Figure record extracts:
————
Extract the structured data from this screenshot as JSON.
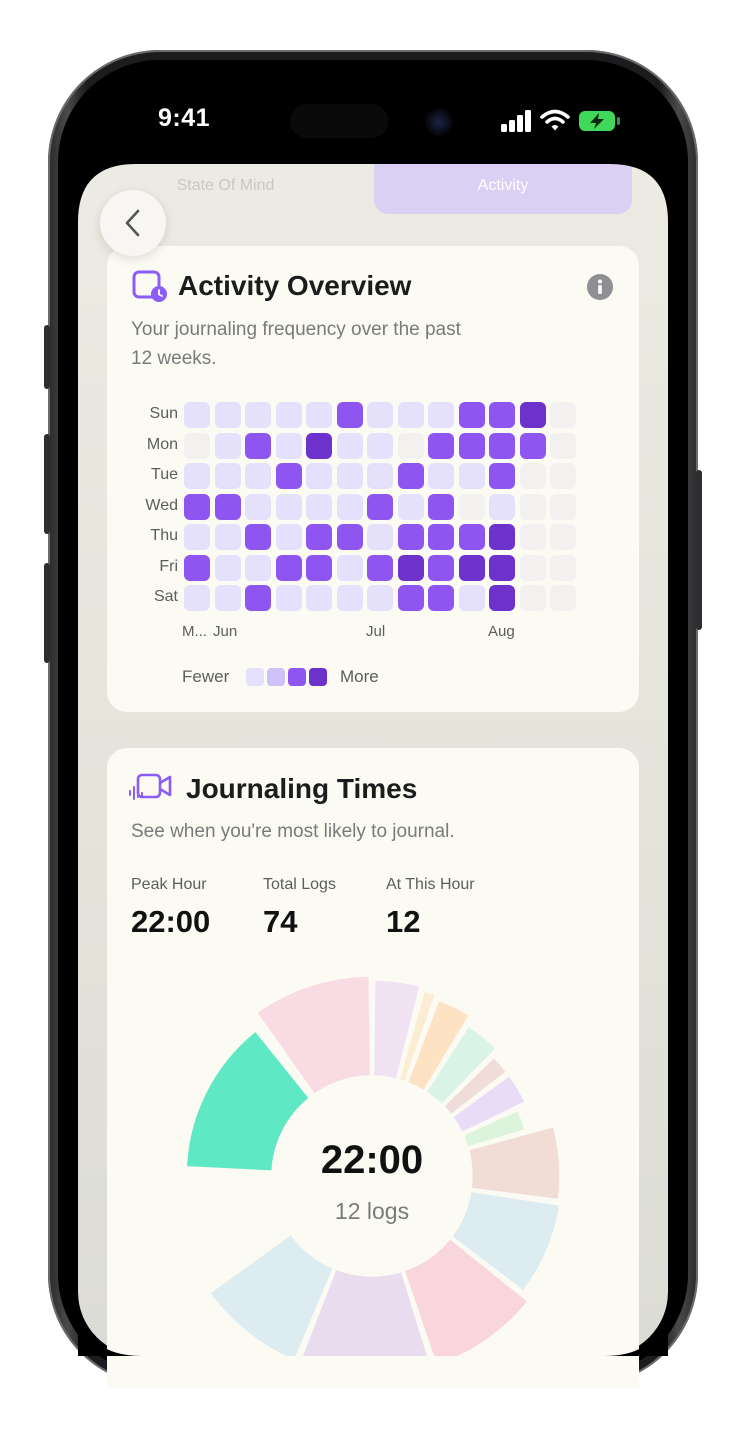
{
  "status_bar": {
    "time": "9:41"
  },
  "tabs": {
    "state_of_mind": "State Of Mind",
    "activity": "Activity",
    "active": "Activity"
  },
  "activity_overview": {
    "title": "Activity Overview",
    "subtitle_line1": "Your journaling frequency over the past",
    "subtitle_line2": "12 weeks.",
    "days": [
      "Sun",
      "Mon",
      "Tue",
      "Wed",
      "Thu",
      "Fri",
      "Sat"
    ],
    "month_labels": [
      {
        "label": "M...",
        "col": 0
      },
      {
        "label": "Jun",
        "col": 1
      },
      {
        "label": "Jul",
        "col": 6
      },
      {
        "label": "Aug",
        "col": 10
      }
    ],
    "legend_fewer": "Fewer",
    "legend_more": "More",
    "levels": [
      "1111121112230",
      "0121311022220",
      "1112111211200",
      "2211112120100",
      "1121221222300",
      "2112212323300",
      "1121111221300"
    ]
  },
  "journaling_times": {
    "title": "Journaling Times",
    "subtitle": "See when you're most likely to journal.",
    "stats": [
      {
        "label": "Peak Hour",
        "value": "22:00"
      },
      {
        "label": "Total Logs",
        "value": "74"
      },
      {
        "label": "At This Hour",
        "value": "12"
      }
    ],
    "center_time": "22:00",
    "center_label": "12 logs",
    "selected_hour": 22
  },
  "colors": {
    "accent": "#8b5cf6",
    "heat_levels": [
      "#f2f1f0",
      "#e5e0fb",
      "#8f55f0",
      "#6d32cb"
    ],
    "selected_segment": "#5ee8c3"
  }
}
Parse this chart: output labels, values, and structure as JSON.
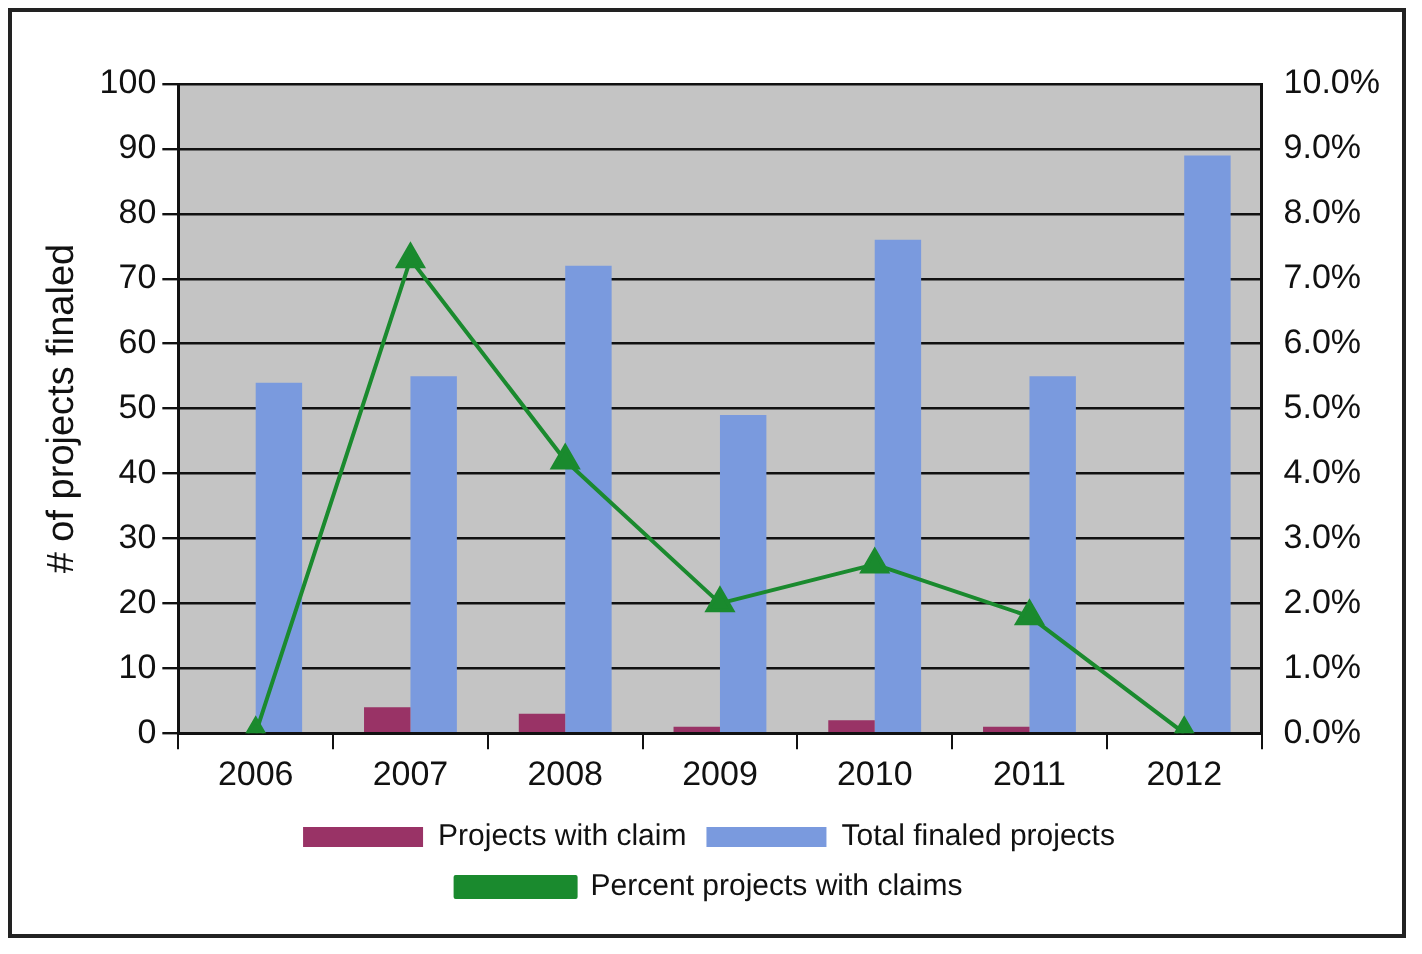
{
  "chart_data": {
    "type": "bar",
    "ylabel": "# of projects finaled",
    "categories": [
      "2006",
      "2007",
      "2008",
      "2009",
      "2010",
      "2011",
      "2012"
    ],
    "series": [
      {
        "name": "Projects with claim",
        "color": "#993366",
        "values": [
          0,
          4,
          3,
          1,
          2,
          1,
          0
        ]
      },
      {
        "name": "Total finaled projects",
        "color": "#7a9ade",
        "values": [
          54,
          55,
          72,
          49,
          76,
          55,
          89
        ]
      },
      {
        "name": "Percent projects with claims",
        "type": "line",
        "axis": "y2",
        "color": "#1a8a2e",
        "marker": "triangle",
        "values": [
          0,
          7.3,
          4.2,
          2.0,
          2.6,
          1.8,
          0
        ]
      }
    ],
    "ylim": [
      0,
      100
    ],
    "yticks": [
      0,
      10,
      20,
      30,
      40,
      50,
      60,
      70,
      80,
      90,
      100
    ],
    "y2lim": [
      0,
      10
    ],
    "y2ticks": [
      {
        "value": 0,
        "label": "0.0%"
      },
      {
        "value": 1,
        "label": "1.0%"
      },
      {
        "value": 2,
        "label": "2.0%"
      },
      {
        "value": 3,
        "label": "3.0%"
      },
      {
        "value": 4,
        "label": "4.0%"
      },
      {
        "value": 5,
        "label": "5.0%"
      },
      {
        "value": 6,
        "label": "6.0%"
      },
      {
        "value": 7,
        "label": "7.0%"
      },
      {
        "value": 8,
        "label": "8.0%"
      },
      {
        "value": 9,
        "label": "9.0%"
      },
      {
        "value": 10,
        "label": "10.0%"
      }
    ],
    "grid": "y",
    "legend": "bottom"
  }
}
————
» **Task details**
Return each line where "Total" shows up.

» **Solution to this problem**
        "label": "Total Logs",
        "name": "Total finaled projects",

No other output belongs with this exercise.